DIRECTIONS FOR THIS TASK>
Gather every line holding the string "tukea".

-- EXTRACTED ENTRIES start --

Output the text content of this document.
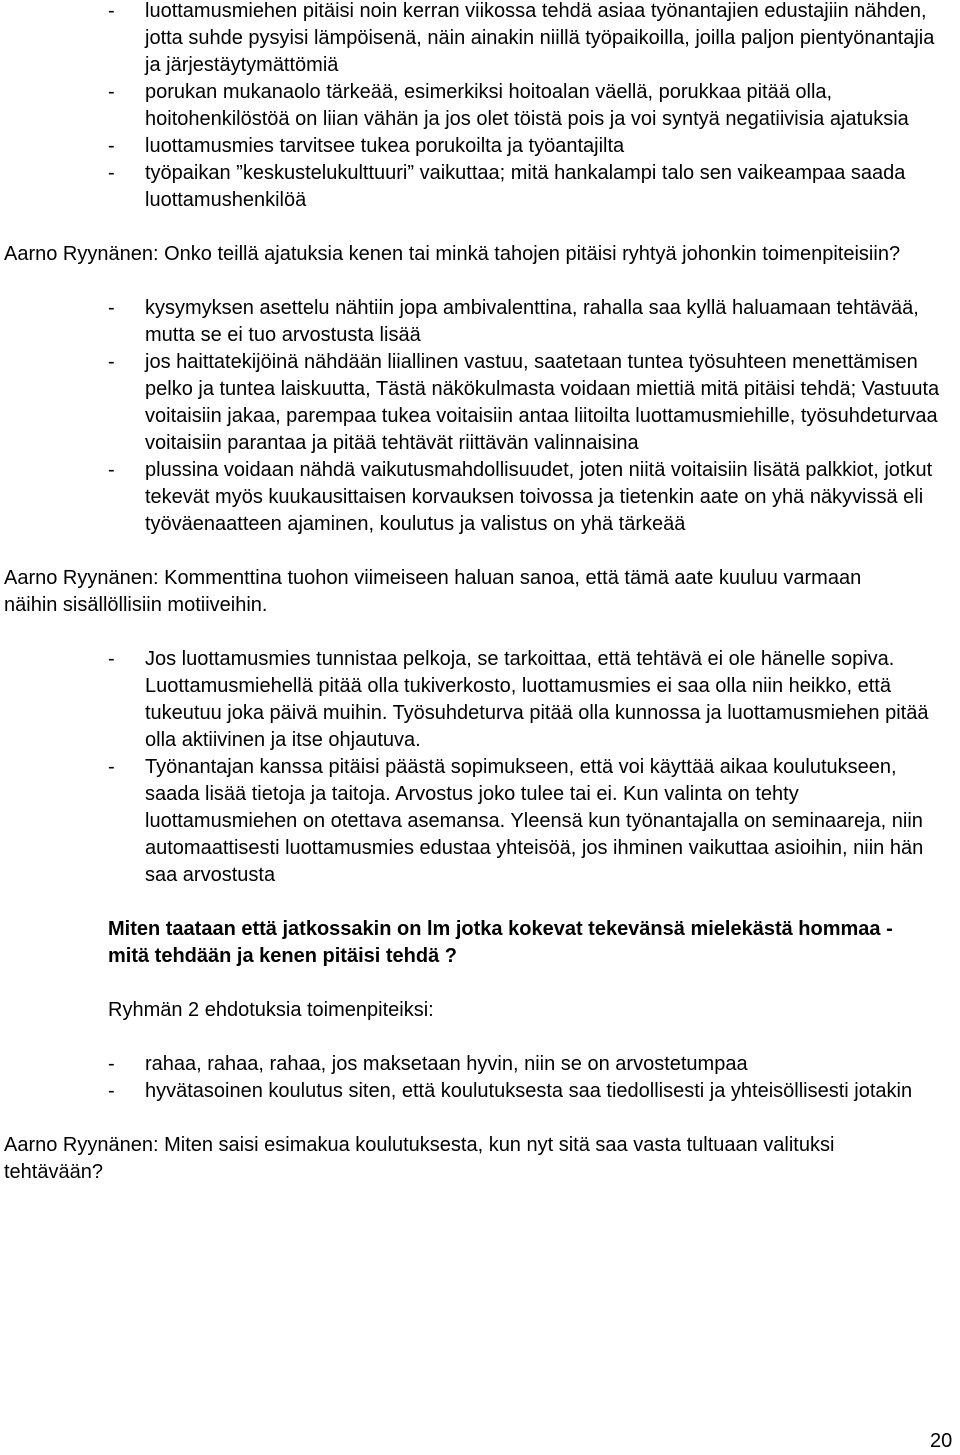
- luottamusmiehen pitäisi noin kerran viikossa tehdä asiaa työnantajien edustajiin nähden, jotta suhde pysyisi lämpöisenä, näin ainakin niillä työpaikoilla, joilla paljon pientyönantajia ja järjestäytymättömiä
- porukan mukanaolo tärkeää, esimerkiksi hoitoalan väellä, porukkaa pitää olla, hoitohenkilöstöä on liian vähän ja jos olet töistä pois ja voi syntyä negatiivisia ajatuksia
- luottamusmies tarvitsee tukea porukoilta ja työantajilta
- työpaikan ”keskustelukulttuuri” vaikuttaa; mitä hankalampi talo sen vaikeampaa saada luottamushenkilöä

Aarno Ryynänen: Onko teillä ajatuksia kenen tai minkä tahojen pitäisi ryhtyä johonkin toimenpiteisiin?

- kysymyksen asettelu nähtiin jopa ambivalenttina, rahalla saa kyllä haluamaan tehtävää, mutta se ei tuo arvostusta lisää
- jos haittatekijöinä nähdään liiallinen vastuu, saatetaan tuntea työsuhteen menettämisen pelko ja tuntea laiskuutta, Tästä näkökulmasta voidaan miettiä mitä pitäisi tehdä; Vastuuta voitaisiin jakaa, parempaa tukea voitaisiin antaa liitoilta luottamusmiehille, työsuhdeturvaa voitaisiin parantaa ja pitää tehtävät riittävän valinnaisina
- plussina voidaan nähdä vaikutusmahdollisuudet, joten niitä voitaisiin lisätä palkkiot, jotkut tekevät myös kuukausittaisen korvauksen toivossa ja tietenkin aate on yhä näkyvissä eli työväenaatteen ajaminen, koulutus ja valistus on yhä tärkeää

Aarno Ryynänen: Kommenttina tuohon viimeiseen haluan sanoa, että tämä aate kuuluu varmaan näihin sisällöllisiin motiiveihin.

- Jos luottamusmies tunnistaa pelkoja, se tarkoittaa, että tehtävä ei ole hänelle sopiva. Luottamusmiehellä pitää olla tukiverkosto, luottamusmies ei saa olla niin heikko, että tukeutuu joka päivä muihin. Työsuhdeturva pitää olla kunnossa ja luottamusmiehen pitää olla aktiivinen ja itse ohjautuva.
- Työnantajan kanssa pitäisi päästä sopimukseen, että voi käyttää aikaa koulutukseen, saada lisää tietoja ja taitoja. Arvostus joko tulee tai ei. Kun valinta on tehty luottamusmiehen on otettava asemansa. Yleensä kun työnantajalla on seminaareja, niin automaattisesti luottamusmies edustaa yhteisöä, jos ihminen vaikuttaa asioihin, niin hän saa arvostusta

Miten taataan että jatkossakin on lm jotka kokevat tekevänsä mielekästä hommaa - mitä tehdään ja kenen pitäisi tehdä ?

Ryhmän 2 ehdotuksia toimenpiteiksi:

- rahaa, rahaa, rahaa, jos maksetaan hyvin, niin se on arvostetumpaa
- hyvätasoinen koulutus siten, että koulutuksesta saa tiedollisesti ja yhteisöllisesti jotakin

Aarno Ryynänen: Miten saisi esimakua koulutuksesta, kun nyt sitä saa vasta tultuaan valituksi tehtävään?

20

-- EXTRACTED ENTRIES end --
-- EXTRACTED ENTRIES start --

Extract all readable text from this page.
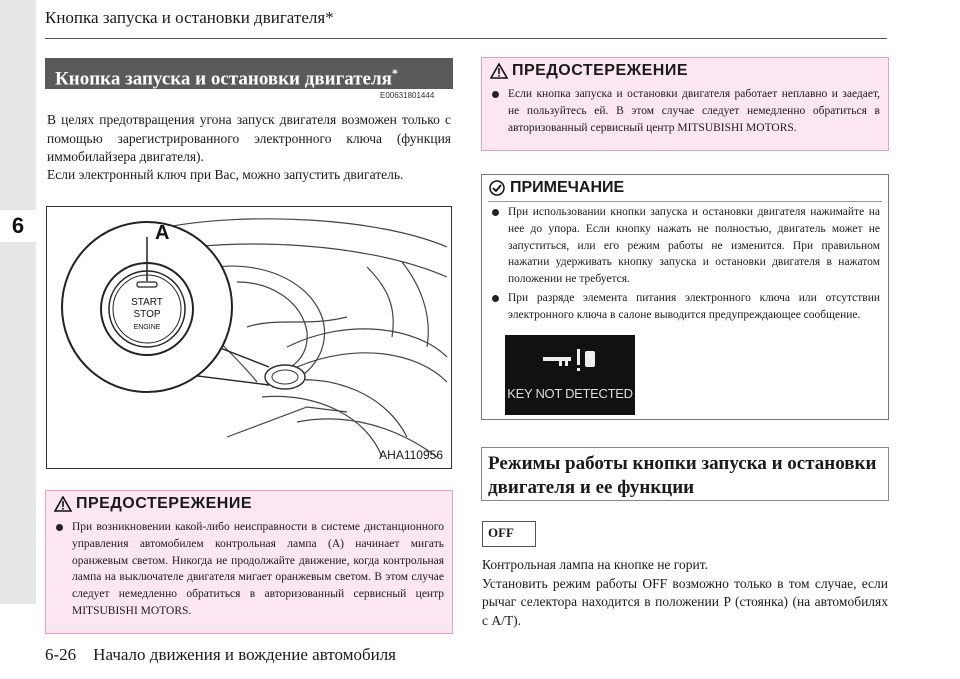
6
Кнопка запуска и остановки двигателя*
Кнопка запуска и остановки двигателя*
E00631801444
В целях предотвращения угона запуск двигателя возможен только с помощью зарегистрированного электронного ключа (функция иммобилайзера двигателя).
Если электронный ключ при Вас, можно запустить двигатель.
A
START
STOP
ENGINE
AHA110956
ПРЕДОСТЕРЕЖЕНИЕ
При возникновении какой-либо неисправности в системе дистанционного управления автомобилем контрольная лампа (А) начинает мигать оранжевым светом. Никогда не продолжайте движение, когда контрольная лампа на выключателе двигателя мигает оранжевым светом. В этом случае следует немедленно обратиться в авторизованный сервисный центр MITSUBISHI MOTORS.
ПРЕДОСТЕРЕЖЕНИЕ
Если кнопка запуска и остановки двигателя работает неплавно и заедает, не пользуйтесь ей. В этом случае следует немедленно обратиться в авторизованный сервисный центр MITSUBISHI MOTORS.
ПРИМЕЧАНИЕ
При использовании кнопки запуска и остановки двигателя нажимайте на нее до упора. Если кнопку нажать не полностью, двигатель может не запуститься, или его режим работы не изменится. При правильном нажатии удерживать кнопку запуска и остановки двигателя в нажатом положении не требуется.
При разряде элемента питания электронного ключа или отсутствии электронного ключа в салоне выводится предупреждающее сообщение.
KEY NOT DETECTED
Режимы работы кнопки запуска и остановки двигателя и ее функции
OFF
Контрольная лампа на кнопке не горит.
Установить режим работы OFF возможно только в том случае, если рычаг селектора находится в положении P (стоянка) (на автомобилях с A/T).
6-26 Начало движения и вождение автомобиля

-- EXTRACTED ENTRIES end --
-- EXTRACTED ENTRIES start --

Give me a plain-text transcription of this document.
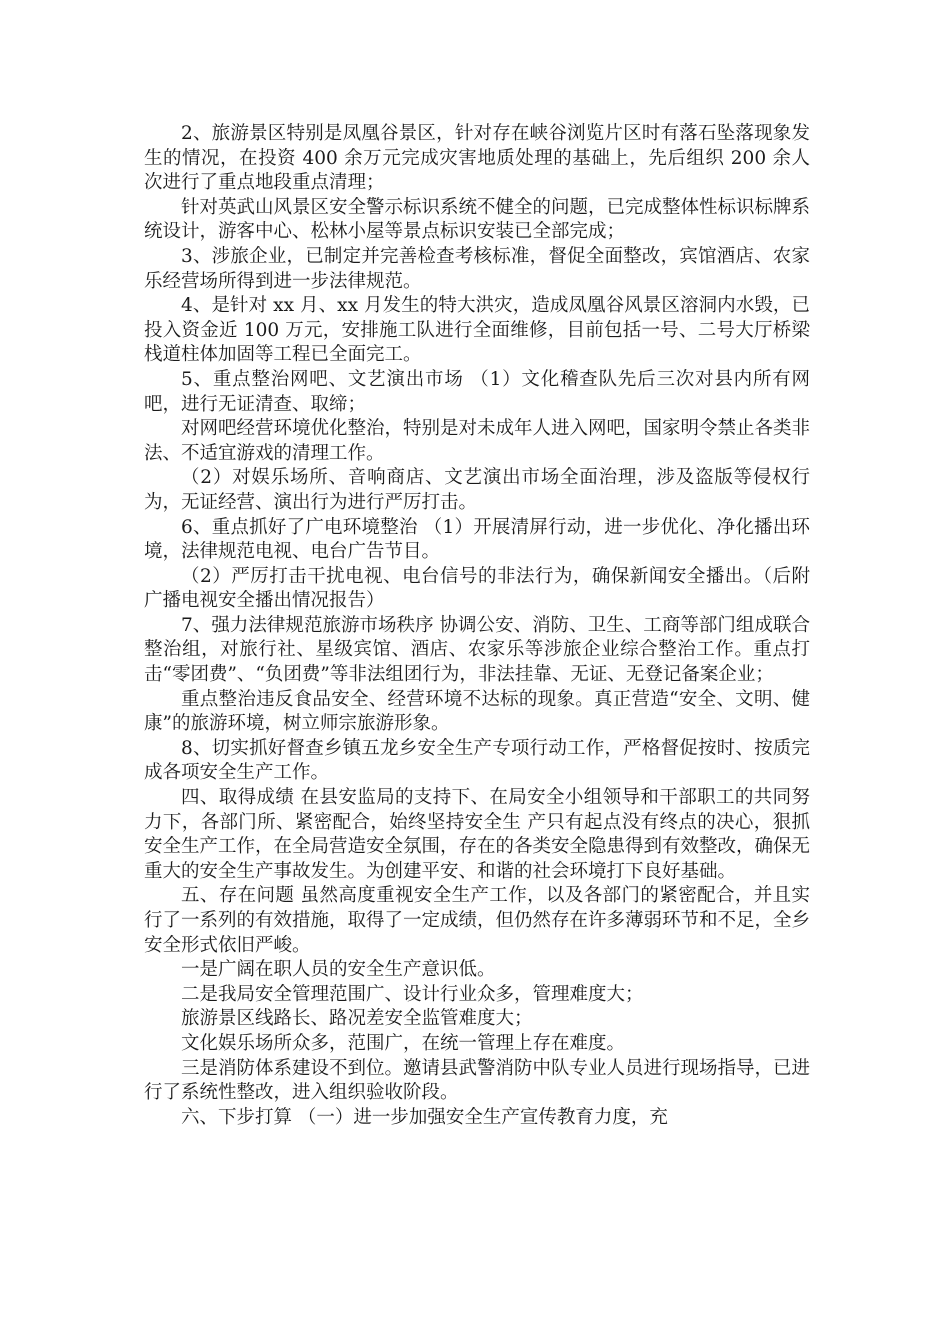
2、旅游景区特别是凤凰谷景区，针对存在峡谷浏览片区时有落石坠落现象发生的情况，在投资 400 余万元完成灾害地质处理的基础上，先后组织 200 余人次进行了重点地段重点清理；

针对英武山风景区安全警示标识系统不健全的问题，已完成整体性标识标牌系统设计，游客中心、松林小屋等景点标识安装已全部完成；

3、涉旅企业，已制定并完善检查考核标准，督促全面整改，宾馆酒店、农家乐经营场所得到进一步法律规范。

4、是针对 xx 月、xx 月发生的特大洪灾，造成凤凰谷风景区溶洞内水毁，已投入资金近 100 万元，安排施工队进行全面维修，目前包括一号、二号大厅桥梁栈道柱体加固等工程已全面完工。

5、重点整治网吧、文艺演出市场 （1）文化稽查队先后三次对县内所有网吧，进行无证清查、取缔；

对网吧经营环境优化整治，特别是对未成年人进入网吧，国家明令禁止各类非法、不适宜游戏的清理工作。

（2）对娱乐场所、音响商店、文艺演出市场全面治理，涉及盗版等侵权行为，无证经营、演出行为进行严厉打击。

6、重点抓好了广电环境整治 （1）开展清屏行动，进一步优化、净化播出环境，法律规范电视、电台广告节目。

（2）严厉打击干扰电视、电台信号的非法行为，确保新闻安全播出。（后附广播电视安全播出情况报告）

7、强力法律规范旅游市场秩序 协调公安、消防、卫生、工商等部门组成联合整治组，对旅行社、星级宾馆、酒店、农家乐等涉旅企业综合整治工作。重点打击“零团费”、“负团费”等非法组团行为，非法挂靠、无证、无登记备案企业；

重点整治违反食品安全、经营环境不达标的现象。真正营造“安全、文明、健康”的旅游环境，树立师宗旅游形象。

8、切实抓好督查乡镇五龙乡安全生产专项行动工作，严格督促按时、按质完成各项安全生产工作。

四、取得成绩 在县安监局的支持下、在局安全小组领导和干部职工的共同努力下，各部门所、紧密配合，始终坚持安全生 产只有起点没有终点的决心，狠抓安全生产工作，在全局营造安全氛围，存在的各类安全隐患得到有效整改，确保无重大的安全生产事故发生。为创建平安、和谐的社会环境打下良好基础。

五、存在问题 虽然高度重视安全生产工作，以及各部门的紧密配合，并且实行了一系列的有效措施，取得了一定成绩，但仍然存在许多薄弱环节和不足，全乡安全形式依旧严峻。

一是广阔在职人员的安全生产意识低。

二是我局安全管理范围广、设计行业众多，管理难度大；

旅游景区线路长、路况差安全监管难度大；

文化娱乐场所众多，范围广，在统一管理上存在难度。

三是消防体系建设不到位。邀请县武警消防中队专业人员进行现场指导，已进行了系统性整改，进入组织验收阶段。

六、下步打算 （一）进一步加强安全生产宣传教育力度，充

-- EXTRACTED ENTRIES end --

EXERCISE RESULT>
- luottamusmies tarvitsee tukea porukoilta ja työantajilta
- jos haittatekijöinä nähdään liiallinen vastuu, saatetaan tuntea työsuhteen menettämisen pelko ja tuntea laiskuutta, Tästä näkökulmasta voidaan miettiä mitä pitäisi tehdä; Vastuuta voitaisiin jakaa, parempaa tukea voitaisiin antaa liitoilta luottamusmiehille, työsuhdeturvaa voitaisiin parantaa ja pitää tehtävät riittävän valinnaisina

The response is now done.